Exercise data
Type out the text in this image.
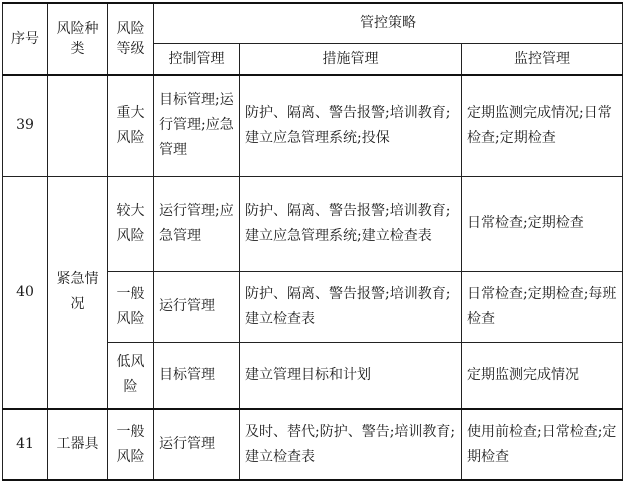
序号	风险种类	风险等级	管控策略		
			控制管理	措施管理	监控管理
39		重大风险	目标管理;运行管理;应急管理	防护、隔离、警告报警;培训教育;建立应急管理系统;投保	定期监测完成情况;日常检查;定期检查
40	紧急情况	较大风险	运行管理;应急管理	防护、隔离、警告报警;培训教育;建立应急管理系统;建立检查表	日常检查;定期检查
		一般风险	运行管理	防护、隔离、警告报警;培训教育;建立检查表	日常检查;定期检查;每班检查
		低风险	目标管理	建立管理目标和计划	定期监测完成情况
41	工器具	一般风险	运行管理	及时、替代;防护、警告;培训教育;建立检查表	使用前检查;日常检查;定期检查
* * *
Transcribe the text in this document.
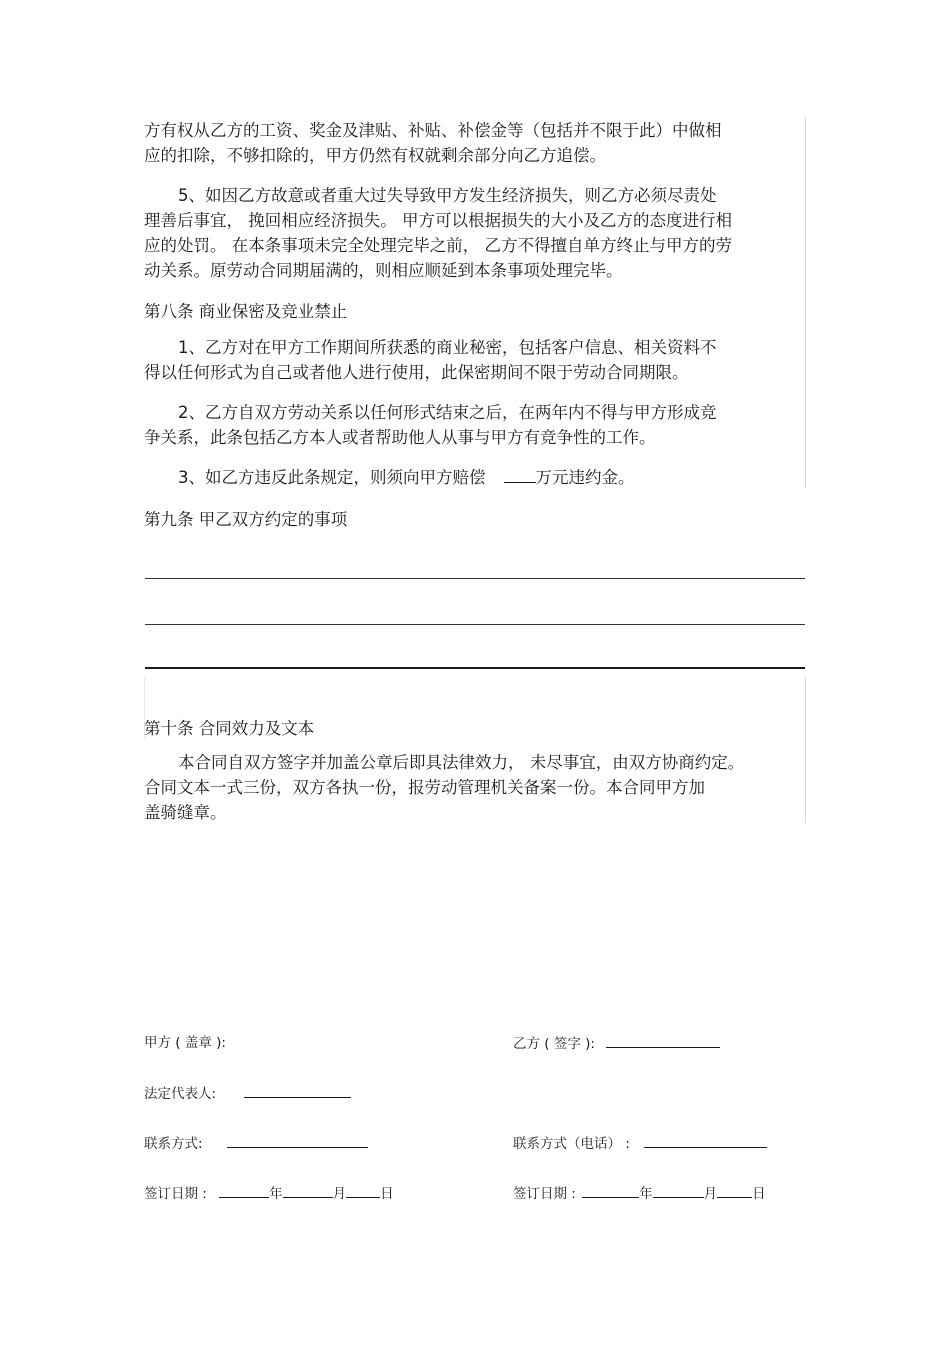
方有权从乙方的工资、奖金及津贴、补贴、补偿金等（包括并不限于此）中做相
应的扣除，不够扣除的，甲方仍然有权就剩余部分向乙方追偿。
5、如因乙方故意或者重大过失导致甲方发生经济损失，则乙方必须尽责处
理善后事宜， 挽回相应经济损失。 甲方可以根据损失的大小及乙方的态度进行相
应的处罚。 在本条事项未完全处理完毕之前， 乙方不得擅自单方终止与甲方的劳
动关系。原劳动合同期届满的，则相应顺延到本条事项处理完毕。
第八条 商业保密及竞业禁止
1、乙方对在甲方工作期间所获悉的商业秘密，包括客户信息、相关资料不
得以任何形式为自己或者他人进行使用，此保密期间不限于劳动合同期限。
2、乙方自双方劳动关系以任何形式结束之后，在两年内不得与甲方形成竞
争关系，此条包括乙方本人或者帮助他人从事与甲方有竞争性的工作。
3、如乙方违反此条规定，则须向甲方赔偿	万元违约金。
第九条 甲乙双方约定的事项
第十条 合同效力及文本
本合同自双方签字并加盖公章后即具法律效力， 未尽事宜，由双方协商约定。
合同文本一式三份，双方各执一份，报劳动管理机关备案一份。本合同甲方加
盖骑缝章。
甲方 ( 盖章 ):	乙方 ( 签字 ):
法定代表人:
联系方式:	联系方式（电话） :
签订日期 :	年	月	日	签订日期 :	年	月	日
==
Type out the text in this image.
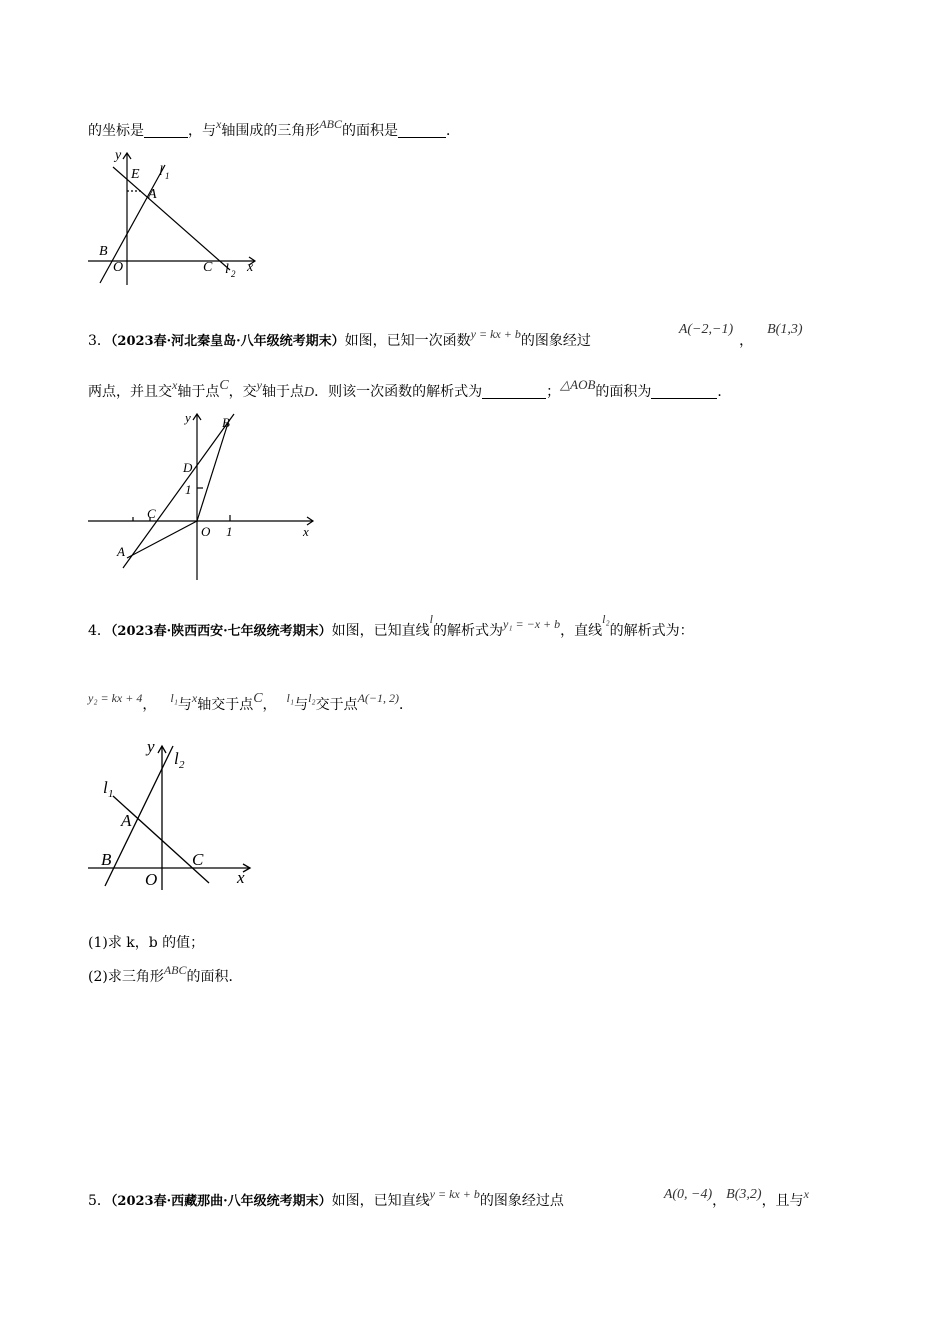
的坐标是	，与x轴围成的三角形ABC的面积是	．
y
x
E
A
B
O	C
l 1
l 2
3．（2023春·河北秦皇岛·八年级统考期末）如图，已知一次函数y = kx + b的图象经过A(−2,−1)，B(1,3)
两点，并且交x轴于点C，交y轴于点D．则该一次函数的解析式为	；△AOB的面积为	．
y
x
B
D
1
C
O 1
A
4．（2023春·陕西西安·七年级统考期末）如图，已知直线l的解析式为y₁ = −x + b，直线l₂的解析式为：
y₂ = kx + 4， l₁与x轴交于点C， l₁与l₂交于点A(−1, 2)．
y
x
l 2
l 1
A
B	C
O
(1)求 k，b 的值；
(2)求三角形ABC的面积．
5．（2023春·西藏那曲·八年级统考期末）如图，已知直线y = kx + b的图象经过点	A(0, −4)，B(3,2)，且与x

Objective
Report each line in the data that holds the word "运行管理".

Problem solution
39		重大风险	目标管理;运行管理;应急管理	防护、隔离、警告报警;培训教育;建立应急管理系统;投保	定期监测完成情况;日常检查;定期检查
40	紧急情况	较大风险	运行管理;应急管理	防护、隔离、警告报警;培训教育;建立应急管理系统;建立检查表	日常检查;定期检查
		一般风险	运行管理	防护、隔离、警告报警;培训教育;建立检查表	日常检查;定期检查;每班检查
41	工器具	一般风险	运行管理	及时、替代;防护、警告;培训教育;建立检查表	使用前检查;日常检查;定期检查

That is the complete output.